* [TEXT PASSAGE]

- Opening Delimiter -

- Born: Katherine Anne Pearce August 1990 (age 36) Newton-le-Willows, Merseyside, England
- Education: Royal Welsh College of Music & Drama
- Occupation: Actress
- Years active: 2012–present
- Television: Young Hyacinth Coronation Street Waterloo Road

= Katherine Pearce =

English actress (born 1990)

Katherine Anne Pearce (born August 1990) is an English actress, known for her work in television and film, as well as on stage. Her television roles include Lolly in the ITV soap opera Coronation Street and Amy Spratt in the BBC drama series Waterloo Road. Her stage credits include Woyzeck, A Streetcar Named Desire and King John, The Whip and A Midsummer Night's Dream.

==Life and career==
Katherine Anne Pearce was born in August 1990 in Newton-le-Willows, Merseyside.
She had appeared in productions of Cats and Chicago as a teenager as part of her local dramatic society, NADOS.

- Closing Delimiter -

* [DATA]
- Opening Delimiter -

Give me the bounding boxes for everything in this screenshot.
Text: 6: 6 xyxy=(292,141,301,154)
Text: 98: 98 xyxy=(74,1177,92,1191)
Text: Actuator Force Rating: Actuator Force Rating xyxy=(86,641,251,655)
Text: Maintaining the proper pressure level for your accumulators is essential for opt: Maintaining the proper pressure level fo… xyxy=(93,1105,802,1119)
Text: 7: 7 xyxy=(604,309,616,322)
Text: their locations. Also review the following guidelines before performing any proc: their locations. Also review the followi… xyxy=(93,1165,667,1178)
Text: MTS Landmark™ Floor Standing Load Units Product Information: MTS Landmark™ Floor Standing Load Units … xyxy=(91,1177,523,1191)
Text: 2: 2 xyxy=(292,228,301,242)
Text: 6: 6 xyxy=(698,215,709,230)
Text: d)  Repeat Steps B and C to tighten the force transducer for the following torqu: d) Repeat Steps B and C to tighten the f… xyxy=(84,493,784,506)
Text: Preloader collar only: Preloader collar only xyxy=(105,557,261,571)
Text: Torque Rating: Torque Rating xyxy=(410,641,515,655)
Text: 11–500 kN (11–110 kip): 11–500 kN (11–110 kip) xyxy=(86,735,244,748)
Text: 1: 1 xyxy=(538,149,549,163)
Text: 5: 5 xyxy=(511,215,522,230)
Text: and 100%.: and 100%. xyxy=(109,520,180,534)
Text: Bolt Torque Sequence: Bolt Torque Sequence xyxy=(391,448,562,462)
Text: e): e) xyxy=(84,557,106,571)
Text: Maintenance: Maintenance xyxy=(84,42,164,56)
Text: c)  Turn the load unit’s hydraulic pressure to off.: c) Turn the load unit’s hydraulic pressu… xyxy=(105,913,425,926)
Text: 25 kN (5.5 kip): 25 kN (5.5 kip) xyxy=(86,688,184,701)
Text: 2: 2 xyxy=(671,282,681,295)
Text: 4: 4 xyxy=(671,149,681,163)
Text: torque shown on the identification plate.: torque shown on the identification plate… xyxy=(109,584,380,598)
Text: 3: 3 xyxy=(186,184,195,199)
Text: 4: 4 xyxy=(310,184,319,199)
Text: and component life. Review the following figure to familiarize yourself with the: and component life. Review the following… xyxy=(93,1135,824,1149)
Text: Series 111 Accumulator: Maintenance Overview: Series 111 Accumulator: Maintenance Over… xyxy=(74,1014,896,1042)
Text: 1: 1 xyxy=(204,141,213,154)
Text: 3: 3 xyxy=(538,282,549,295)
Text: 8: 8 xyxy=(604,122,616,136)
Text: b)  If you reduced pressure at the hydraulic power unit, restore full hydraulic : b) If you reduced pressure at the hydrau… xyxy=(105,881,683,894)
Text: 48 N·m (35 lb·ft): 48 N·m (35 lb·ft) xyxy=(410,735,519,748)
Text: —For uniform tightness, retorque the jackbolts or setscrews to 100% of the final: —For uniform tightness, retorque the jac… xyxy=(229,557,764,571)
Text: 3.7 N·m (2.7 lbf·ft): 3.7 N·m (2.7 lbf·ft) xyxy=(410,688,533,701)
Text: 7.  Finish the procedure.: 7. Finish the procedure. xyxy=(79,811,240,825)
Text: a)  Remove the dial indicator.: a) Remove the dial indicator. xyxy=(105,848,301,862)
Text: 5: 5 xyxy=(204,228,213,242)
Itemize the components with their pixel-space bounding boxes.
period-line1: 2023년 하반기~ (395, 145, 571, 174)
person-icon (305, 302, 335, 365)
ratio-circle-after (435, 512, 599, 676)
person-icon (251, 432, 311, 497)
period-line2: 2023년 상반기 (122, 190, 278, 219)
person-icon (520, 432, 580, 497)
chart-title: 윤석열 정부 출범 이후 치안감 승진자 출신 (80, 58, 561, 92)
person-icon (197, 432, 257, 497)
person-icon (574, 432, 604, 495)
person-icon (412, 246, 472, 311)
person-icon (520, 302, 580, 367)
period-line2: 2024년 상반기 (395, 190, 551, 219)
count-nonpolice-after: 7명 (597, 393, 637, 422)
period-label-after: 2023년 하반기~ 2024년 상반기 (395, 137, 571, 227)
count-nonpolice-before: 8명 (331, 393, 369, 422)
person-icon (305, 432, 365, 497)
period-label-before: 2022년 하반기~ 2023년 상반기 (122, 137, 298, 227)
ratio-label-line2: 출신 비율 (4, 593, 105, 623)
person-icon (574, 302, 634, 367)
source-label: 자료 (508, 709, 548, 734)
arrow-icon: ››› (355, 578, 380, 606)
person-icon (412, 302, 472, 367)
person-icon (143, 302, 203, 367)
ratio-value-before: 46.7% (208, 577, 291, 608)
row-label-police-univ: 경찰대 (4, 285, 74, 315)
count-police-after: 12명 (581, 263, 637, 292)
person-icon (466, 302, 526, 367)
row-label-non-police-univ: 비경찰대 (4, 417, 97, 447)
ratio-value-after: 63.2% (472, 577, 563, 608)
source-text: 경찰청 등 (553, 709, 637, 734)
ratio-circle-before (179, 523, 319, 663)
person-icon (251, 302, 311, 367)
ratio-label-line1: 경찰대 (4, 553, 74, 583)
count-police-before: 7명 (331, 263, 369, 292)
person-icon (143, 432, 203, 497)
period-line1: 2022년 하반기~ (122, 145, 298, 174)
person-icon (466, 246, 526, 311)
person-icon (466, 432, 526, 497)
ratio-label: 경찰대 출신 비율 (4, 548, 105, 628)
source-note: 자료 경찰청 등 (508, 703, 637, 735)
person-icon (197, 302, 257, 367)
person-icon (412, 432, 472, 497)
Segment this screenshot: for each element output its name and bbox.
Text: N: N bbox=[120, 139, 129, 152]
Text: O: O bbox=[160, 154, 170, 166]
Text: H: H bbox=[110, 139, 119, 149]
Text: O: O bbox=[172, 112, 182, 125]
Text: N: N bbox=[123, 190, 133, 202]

- Closing Delimiter -

* [INSTRUCTIONS]
(a) Summarize the Katherine Pearce article in two sentences.
(b) Rewrite everything in the Katherine Pearce article from "Katherine Anne Pearce (born" down to "dramatic society, NADOS.", substituting "child" for "teenager".
(c) Please carry the Katherine Pearce article on from the point where it stops.

* [YOUR WRITTEN ANSWERS]
(a) Katherine Anne Pearce is an English actress, born in August 1990 in Newton-le-Willows, Merseyside, who works in television, film and on stage. Her television roles include Lolly in Coronation Street and Amy Spratt in Waterloo Road, and as a teenager she appeared in Cats and Chicago with her local dramatic society, NADOS.

(b)
Katherine Anne Pearce (born August 1990) is an English actress, known for her work in television and film, as well as on stage. Her television roles include Lolly in the ITV soap opera Coronation Street and Amy Spratt in the BBC drama series Waterloo Road. Her stage credits include Woyzeck, A Streetcar Named Desire and King John, The Whip and A Midsummer Night's Dream.

==Life and career==
Katherine Anne Pearce was born in August 1990 in Newton-le-Willows, Merseyside.
She had appeared in productions of Cats and Chicago as a child as part of her local dramatic society, NADOS.

(c)
She trained at Royal Welsh College of Music & Drama, graduating in 2012. Her first credited role was in the BBC Radio 4 drama The Righteous Sisters as Ismay Brown. In 2013, She subsequently went on to make her stage debut in Port at the Royal National Theatre by Simon Stephens. She also appeared in Our Pals at the Royal Exchange, Manchester, before being chosen to be part of the groundbreaking Secret Theatre collective at the Lyric Theatre, Hammersmith. The collective created several shows including adaptations (Woyzeck, A Streetcar Named Desire), staged new writing (Chamber Piece, Glitterland, A Stab In The Dark), as well as devising the critically acclaimed Series of Increasingly Impossible Acts. The same year, Pearce made her television debut as Katy in the pilot of the BBC military drama Our Girl. She also played Freya in the podcast series The Confessions of Dorian Gray.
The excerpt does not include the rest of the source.